Data extracted from a collection:

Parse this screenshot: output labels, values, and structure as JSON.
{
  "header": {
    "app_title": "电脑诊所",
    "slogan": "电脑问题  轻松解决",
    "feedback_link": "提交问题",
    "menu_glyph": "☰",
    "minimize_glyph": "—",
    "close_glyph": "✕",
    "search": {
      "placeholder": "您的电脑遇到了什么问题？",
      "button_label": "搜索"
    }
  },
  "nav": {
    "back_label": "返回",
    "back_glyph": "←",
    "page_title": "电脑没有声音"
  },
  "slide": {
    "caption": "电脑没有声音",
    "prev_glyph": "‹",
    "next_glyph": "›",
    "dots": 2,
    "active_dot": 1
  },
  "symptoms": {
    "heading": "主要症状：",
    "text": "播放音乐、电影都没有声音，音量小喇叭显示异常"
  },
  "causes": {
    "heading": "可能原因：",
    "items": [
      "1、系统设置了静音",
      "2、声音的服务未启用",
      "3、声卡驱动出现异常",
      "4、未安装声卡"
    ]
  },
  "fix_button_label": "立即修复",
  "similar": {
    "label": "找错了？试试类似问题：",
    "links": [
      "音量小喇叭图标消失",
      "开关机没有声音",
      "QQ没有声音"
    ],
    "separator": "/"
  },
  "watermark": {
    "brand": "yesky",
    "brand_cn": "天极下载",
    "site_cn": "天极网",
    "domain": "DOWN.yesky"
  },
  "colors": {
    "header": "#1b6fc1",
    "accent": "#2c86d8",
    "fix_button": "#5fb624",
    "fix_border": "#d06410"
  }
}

## What you need to do
Copy out all of the data exactly, leaving nothing out.

## Answer
Parse this screenshot: output labels, values, and structure as JSON.
{
  "header": {
    "app_title": "电脑诊所",
    "slogan": "电脑问题  轻松解决",
    "feedback_link": "提交问题",
    "menu_glyph": "☰",
    "minimize_glyph": "—",
    "close_glyph": "✕",
    "search": {
      "placeholder": "您的电脑遇到了什么问题？",
      "button_label": "搜索"
    }
  },
  "nav": {
    "back_label": "返回",
    "back_glyph": "←",
    "page_title": "电脑没有声音"
  },
  "slide": {
    "caption": "电脑没有声音",
    "prev_glyph": "‹",
    "next_glyph": "›",
    "dots": 2,
    "active_dot": 1
  },
  "symptoms": {
    "heading": "主要症状：",
    "text": "播放音乐、电影都没有声音，音量小喇叭显示异常"
  },
  "causes": {
    "heading": "可能原因：",
    "items": [
      "1、系统设置了静音",
      "2、声音的服务未启用",
      "3、声卡驱动出现异常",
      "4、未安装声卡"
    ]
  },
  "fix_button_label": "立即修复",
  "similar": {
    "label": "找错了？试试类似问题：",
    "links": [
      "音量小喇叭图标消失",
      "开关机没有声音",
      "QQ没有声音"
    ],
    "separator": "/"
  },
  "watermark": {
    "brand": "yesky",
    "brand_cn": "天极下载",
    "site_cn": "天极网",
    "domain": "DOWN.yesky"
  },
  "colors": {
    "header": "#1b6fc1",
    "accent": "#2c86d8",
    "fix_button": "#5fb624",
    "fix_border": "#d06410"
  }
}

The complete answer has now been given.